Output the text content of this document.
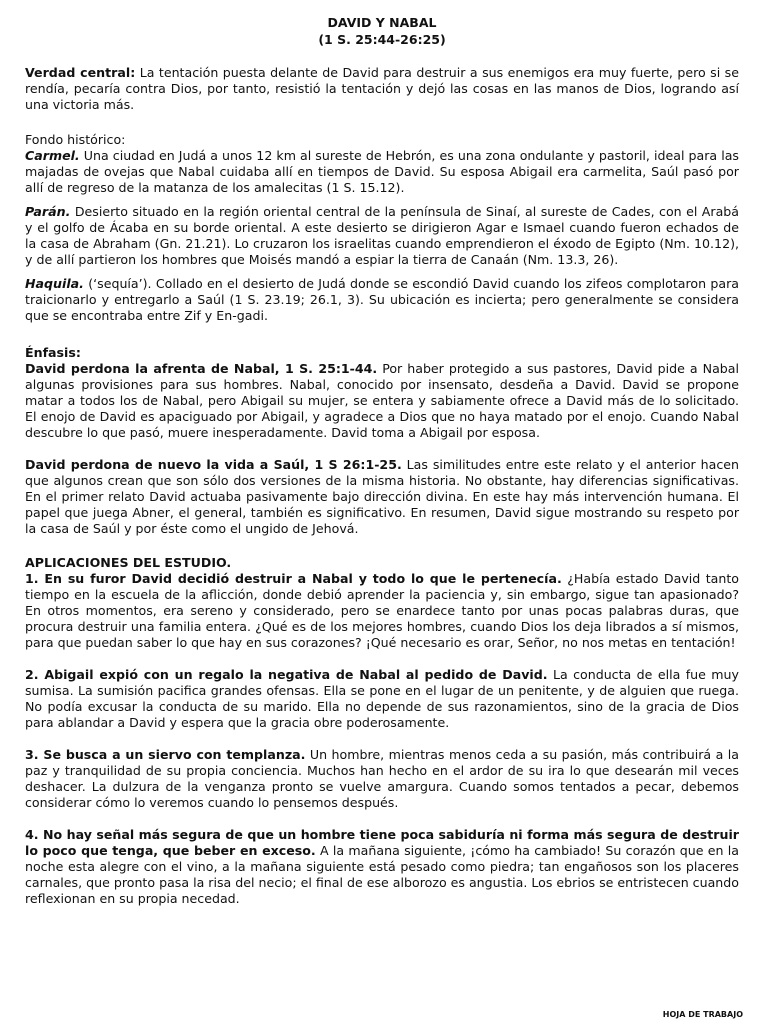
DAVID Y NABAL
(1 S. 25:44-26:25)

Verdad central: La tentación puesta delante de David para destruir a sus enemigos era muy fuerte, pero si se rendía, pecaría contra Dios, por tanto, resistió la tentación y dejó las cosas en las manos de Dios, logrando así una victoria más.

Fondo histórico:

Carmel. Una ciudad en Judá a unos 12 km al sureste de Hebrón, es una zona ondulante y pastoril, ideal para las majadas de ovejas que Nabal cuidaba allí en tiempos de David. Su esposa Abigail era carmelita, Saúl pasó por allí de regreso de la matanza de los amalecitas (1 S. 15.12).

Parán. Desierto situado en la región oriental central de la península de Sinaí, al sureste de Cades, con el Arabá y el golfo de Ácaba en su borde oriental. A este desierto se dirigieron Agar e Ismael cuando fueron echados de la casa de Abraham (Gn. 21.21). Lo cruzaron los israelitas cuando emprendieron el éxodo de Egipto (Nm. 10.12), y de allí partieron los hombres que Moisés mandó a espiar la tierra de Canaán (Nm. 13.3, 26).

Haquila. (‘sequía’). Collado en el desierto de Judá donde se escondió David cuando los zifeos complotaron para traicionarlo y entregarlo a Saúl (1 S. 23.19; 26.1, 3). Su ubicación es incierta; pero generalmente se considera que se encontraba entre Zif y En-gadi.

Énfasis:

David perdona la afrenta de Nabal, 1 S. 25:1-44. Por haber protegido a sus pastores, David pide a Nabal algunas provisiones para sus hombres. Nabal, conocido por insensato, desdeña a David. David se propone matar a todos los de Nabal, pero Abigail su mujer, se entera y sabiamente ofrece a David más de lo solicitado. El enojo de David es apaciguado por Abigail, y agradece a Dios que no haya matado por el enojo. Cuando Nabal descubre lo que pasó, muere inesperadamente. David toma a Abigail por esposa.

David perdona de nuevo la vida a Saúl, 1 S 26:1-25. Las similitudes entre este relato y el anterior hacen que algunos crean que son sólo dos versiones de la misma historia. No obstante, hay diferencias significativas. En el primer relato David actuaba pasivamente bajo dirección divina. En este hay más intervención humana. El papel que juega Abner, el general, también es significativo. En resumen, David sigue mostrando su respeto por la casa de Saúl y por éste como el ungido de Jehová.

APLICACIONES DEL ESTUDIO.

1. En su furor David decidió destruir a Nabal y todo lo que le pertenecía. ¿Había estado David tanto tiempo en la escuela de la aflicción, donde debió aprender la paciencia y, sin embargo, sigue tan apasionado? En otros momentos, era sereno y considerado, pero se enardece tanto por unas pocas palabras duras, que procura destruir una familia entera. ¿Qué es de los mejores hombres, cuando Dios los deja librados a sí mismos, para que puedan saber lo que hay en sus corazones? ¡Qué necesario es orar, Señor, no nos metas en tentación!

2. Abigail expió con un regalo la negativa de Nabal al pedido de David. La conducta de ella fue muy sumisa. La sumisión pacifica grandes ofensas. Ella se pone en el lugar de un penitente, y de alguien que ruega. No podía excusar la conducta de su marido. Ella no depende de sus razonamientos, sino de la gracia de Dios para ablandar a David y espera que la gracia obre poderosamente.

3. Se busca a un siervo con templanza. Un hombre, mientras menos ceda a su pasión, más contribuirá a la paz y tranquilidad de su propia conciencia. Muchos han hecho en el ardor de su ira lo que desearán mil veces deshacer. La dulzura de la venganza pronto se vuelve amargura. Cuando somos tentados a pecar, debemos considerar cómo lo veremos cuando lo pensemos después.

4. No hay señal más segura de que un hombre tiene poca sabiduría ni forma más segura de destruir lo poco que tenga, que beber en exceso. A la mañana siguiente, ¡cómo ha cambiado! Su corazón que en la noche esta alegre con el vino, a la mañana siguiente está pesado como piedra; tan engañosos son los placeres carnales, que pronto pasa la risa del necio; el final de ese alborozo es angustia. Los ebrios se entristecen cuando reflexionan en su propia necedad.

HOJA DE TRABAJO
────────
Transcribe every line from the records above without alteration, and leave out the images.

Output the text content of this document.
DAVID Y NABAL
(1 S. 25:44-26:25)

Verdad central: La tentación puesta delante de David para destruir a sus enemigos era muy fuerte, pero si se rendía, pecaría contra Dios, por tanto, resistió la tentación y dejó las cosas en las manos de Dios, logrando así una victoria más.

Fondo histórico:

Carmel. Una ciudad en Judá a unos 12 km al sureste de Hebrón, es una zona ondulante y pastoril, ideal para las majadas de ovejas que Nabal cuidaba allí en tiempos de David. Su esposa Abigail era carmelita, Saúl pasó por allí de regreso de la matanza de los amalecitas (1 S. 15.12).

Parán. Desierto situado en la región oriental central de la península de Sinaí, al sureste de Cades, con el Arabá y el golfo de Ácaba en su borde oriental. A este desierto se dirigieron Agar e Ismael cuando fueron echados de la casa de Abraham (Gn. 21.21). Lo cruzaron los israelitas cuando emprendieron el éxodo de Egipto (Nm. 10.12), y de allí partieron los hombres que Moisés mandó a espiar la tierra de Canaán (Nm. 13.3, 26).

Haquila. (‘sequía’). Collado en el desierto de Judá donde se escondió David cuando los zifeos complotaron para traicionarlo y entregarlo a Saúl (1 S. 23.19; 26.1, 3). Su ubicación es incierta; pero generalmente se considera que se encontraba entre Zif y En-gadi.

Énfasis:

David perdona la afrenta de Nabal, 1 S. 25:1-44. Por haber protegido a sus pastores, David pide a Nabal algunas provisiones para sus hombres. Nabal, conocido por insensato, desdeña a David. David se propone matar a todos los de Nabal, pero Abigail su mujer, se entera y sabiamente ofrece a David más de lo solicitado. El enojo de David es apaciguado por Abigail, y agradece a Dios que no haya matado por el enojo. Cuando Nabal descubre lo que pasó, muere inesperadamente. David toma a Abigail por esposa.

David perdona de nuevo la vida a Saúl, 1 S 26:1-25. Las similitudes entre este relato y el anterior hacen que algunos crean que son sólo dos versiones de la misma historia. No obstante, hay diferencias significativas. En el primer relato David actuaba pasivamente bajo dirección divina. En este hay más intervención humana. El papel que juega Abner, el general, también es significativo. En resumen, David sigue mostrando su respeto por la casa de Saúl y por éste como el ungido de Jehová.

APLICACIONES DEL ESTUDIO.

1. En su furor David decidió destruir a Nabal y todo lo que le pertenecía. ¿Había estado David tanto tiempo en la escuela de la aflicción, donde debió aprender la paciencia y, sin embargo, sigue tan apasionado? En otros momentos, era sereno y considerado, pero se enardece tanto por unas pocas palabras duras, que procura destruir una familia entera. ¿Qué es de los mejores hombres, cuando Dios los deja librados a sí mismos, para que puedan saber lo que hay en sus corazones? ¡Qué necesario es orar, Señor, no nos metas en tentación!

2. Abigail expió con un regalo la negativa de Nabal al pedido de David. La conducta de ella fue muy sumisa. La sumisión pacifica grandes ofensas. Ella se pone en el lugar de un penitente, y de alguien que ruega. No podía excusar la conducta de su marido. Ella no depende de sus razonamientos, sino de la gracia de Dios para ablandar a David y espera que la gracia obre poderosamente.

3. Se busca a un siervo con templanza. Un hombre, mientras menos ceda a su pasión, más contribuirá a la paz y tranquilidad de su propia conciencia. Muchos han hecho en el ardor de su ira lo que desearán mil veces deshacer. La dulzura de la venganza pronto se vuelve amargura. Cuando somos tentados a pecar, debemos considerar cómo lo veremos cuando lo pensemos después.

4. No hay señal más segura de que un hombre tiene poca sabiduría ni forma más segura de destruir lo poco que tenga, que beber en exceso. A la mañana siguiente, ¡cómo ha cambiado! Su corazón que en la noche esta alegre con el vino, a la mañana siguiente está pesado como piedra; tan engañosos son los placeres carnales, que pronto pasa la risa del necio; el final de ese alborozo es angustia. Los ebrios se entristecen cuando reflexionan en su propia necedad.

HOJA DE TRABAJO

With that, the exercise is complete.